What to do:
From the listing below, return each line that includes "Predicted".

Records for the exercise:
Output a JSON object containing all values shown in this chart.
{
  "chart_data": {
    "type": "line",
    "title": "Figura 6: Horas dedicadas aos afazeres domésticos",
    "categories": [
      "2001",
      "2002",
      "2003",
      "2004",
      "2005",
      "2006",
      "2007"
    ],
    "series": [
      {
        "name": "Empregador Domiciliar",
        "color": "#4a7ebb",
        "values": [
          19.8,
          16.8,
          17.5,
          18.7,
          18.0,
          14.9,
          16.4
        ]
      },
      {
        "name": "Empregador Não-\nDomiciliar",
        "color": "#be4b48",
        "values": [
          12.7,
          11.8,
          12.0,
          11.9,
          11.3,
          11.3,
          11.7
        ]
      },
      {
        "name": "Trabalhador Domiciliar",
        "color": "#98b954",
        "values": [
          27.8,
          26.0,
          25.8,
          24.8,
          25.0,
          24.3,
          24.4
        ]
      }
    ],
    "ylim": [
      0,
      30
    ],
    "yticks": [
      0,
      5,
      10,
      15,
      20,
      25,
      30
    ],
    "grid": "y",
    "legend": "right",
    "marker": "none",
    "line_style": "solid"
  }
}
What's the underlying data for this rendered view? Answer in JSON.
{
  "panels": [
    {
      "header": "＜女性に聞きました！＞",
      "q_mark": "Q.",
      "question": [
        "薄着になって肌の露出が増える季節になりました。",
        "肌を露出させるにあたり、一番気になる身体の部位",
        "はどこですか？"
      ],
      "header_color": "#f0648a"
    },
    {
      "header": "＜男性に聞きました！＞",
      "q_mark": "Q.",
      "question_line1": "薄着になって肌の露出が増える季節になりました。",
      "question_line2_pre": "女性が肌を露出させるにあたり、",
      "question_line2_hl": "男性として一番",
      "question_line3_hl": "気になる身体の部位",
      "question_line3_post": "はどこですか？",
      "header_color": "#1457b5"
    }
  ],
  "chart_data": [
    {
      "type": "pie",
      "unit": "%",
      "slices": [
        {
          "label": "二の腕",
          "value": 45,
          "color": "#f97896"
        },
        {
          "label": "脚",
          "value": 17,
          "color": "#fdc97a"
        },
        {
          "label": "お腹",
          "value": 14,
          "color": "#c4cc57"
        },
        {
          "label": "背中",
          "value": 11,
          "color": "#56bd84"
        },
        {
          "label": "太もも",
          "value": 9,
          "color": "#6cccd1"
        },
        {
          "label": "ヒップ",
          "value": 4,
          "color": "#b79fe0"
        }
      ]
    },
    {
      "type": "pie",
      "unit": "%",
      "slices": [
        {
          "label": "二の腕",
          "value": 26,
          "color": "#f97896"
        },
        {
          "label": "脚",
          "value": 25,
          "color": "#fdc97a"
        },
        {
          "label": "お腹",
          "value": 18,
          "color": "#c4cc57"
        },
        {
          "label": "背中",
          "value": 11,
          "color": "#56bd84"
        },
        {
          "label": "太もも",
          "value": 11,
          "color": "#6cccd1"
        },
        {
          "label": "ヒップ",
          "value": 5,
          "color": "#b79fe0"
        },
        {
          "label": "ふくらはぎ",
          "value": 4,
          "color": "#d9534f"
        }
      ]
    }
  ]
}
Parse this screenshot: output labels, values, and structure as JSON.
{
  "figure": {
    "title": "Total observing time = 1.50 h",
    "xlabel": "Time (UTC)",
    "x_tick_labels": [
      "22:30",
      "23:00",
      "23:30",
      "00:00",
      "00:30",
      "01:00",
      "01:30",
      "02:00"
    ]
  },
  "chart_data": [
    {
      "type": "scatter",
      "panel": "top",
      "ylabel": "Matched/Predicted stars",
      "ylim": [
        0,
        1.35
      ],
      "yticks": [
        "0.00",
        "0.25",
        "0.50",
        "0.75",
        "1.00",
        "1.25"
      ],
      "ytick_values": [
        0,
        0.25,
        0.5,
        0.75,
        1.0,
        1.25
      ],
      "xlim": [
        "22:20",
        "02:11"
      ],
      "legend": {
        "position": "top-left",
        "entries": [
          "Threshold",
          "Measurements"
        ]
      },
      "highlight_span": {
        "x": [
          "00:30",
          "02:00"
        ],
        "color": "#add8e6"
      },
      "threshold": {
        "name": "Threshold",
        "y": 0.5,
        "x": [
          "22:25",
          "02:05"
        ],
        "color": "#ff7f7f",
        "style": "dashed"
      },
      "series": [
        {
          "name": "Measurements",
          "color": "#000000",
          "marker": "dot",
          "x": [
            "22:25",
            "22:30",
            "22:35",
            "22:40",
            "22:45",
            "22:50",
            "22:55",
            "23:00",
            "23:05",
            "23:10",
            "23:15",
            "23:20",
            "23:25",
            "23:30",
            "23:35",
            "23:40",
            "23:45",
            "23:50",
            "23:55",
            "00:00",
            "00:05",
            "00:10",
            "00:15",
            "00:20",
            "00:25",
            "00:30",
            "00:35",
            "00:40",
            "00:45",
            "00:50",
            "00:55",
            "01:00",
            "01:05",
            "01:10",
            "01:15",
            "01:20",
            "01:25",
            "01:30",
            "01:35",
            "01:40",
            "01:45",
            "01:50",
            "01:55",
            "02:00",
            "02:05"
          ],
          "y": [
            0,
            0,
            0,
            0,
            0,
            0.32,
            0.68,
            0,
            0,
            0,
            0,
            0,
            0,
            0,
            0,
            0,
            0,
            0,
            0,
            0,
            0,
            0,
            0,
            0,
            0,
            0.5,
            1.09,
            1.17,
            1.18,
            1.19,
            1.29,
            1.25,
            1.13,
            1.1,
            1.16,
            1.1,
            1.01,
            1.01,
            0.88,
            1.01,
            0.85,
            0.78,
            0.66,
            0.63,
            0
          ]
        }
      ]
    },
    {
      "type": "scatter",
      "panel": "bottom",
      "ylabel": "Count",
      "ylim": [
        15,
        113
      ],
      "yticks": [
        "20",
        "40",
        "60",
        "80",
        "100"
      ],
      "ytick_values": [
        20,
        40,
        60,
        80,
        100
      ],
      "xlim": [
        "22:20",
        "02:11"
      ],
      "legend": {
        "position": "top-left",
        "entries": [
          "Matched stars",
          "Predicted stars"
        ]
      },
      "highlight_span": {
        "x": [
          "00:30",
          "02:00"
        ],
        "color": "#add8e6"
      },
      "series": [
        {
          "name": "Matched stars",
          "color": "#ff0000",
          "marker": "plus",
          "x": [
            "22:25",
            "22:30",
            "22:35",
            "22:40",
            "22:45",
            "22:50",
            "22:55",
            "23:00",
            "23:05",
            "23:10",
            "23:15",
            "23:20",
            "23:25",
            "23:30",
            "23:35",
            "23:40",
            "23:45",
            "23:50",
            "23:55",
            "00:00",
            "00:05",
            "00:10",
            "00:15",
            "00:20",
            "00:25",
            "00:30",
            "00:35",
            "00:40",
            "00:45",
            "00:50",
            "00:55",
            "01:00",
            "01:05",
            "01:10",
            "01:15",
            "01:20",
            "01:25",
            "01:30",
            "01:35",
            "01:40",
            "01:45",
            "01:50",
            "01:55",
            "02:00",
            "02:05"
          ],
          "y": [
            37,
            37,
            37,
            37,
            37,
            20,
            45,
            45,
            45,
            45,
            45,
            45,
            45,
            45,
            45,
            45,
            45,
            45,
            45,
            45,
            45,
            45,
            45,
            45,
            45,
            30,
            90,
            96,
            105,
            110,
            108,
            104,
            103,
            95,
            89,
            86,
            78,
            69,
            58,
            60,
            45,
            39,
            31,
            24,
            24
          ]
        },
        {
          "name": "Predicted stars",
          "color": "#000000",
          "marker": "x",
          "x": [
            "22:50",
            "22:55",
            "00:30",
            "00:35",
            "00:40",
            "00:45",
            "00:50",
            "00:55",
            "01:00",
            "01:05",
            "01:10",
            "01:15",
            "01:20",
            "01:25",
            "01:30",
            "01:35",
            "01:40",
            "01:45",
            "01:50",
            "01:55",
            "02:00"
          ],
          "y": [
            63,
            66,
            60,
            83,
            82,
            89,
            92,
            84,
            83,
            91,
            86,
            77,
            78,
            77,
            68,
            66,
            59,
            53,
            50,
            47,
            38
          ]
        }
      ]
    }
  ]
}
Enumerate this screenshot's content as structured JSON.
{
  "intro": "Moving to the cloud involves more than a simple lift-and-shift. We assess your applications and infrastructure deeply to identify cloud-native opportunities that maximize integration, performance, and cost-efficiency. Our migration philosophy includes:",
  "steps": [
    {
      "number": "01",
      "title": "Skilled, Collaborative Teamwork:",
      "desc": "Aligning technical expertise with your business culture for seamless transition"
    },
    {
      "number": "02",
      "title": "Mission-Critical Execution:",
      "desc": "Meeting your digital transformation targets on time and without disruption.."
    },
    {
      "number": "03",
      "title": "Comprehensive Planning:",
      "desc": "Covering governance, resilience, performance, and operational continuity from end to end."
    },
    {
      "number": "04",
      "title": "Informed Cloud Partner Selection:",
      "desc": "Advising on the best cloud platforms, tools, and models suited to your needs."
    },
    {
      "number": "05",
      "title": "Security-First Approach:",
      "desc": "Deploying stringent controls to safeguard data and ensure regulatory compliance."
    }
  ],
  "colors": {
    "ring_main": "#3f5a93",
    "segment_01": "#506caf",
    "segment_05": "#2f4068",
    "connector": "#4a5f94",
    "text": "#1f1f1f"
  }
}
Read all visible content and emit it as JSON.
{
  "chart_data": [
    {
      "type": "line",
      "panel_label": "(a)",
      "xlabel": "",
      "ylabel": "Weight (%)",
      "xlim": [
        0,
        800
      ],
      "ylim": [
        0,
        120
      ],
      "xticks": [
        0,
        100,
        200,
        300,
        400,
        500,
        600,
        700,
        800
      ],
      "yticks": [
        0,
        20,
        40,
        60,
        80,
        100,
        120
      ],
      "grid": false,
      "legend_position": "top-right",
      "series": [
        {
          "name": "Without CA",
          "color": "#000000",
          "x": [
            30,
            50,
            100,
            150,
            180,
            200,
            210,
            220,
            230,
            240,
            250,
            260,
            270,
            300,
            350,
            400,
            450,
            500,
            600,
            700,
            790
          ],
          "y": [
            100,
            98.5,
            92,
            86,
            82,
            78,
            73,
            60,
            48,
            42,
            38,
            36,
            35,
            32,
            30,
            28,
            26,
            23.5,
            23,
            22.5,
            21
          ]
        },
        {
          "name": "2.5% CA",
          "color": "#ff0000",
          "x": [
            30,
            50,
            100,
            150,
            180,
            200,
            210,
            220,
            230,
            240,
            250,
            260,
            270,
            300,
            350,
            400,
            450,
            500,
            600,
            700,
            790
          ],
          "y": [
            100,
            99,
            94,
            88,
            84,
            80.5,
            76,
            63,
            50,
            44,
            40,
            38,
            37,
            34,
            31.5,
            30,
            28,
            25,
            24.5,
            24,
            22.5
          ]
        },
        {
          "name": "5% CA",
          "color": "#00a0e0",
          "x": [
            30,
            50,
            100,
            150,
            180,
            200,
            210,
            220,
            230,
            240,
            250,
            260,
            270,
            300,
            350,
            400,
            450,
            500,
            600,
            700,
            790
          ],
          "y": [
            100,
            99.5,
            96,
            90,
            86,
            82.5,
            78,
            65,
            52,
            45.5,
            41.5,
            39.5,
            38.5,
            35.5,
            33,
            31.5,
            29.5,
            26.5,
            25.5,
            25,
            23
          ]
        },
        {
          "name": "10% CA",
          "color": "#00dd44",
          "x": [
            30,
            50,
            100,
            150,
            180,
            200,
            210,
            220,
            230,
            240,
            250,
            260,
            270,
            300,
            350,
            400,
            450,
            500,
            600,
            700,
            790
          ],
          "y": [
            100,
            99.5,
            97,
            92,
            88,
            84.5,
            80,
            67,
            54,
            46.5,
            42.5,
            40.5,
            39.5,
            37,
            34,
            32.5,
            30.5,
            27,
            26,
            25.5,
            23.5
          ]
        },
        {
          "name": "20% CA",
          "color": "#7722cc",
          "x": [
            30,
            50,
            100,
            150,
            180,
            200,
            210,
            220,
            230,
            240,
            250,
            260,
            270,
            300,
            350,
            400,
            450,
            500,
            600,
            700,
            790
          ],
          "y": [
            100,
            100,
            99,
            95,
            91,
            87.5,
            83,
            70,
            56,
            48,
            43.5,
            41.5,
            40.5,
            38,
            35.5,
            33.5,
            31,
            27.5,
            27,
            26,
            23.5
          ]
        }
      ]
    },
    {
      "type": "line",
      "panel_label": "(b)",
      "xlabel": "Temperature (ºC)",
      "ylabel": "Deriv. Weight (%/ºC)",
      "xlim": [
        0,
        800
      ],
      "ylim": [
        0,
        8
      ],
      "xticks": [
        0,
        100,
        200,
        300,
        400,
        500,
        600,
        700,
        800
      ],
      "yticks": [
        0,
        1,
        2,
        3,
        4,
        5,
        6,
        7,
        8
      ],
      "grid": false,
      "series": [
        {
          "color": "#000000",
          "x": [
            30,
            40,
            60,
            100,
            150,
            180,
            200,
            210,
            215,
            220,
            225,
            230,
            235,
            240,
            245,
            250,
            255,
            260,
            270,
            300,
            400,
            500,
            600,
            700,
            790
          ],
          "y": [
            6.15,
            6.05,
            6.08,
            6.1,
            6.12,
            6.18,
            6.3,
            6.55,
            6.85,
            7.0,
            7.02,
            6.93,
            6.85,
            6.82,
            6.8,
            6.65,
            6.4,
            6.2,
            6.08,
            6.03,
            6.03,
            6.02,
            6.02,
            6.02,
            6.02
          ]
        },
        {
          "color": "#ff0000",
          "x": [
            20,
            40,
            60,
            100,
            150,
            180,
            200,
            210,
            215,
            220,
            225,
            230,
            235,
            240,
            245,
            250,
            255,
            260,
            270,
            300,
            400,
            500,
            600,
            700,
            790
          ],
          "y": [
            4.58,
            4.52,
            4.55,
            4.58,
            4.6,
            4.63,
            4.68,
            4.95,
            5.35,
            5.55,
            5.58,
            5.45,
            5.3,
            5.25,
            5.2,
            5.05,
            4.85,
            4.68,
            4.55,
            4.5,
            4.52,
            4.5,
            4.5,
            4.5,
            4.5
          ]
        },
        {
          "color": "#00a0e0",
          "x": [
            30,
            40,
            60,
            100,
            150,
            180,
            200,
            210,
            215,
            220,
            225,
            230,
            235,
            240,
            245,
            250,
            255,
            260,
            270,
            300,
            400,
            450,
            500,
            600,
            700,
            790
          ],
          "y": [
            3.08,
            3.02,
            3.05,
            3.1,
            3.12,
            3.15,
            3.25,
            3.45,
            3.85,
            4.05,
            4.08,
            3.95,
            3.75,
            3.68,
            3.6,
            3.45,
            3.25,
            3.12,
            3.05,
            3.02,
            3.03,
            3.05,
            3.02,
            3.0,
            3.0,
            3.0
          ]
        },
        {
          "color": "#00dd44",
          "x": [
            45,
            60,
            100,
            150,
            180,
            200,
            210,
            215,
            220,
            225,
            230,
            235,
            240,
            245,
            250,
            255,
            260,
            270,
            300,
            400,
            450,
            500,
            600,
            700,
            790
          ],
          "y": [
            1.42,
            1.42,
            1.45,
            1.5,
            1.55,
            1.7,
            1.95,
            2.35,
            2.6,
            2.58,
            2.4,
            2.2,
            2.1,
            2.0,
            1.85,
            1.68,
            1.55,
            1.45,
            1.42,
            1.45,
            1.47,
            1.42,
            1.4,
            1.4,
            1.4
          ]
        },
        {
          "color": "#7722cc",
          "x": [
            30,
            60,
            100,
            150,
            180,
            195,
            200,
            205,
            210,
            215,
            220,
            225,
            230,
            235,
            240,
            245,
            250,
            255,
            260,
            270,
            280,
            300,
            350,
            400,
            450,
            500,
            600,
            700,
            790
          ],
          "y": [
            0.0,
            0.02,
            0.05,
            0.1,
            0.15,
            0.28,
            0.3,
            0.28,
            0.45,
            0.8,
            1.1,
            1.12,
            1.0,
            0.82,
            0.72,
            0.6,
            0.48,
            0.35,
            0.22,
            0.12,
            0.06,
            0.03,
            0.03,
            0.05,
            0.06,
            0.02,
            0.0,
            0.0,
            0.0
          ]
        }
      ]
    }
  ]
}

Answer for the task:
      "ylabel": "Matched/Predicted stars",
          "Predicted stars"
          "name": "Predicted stars",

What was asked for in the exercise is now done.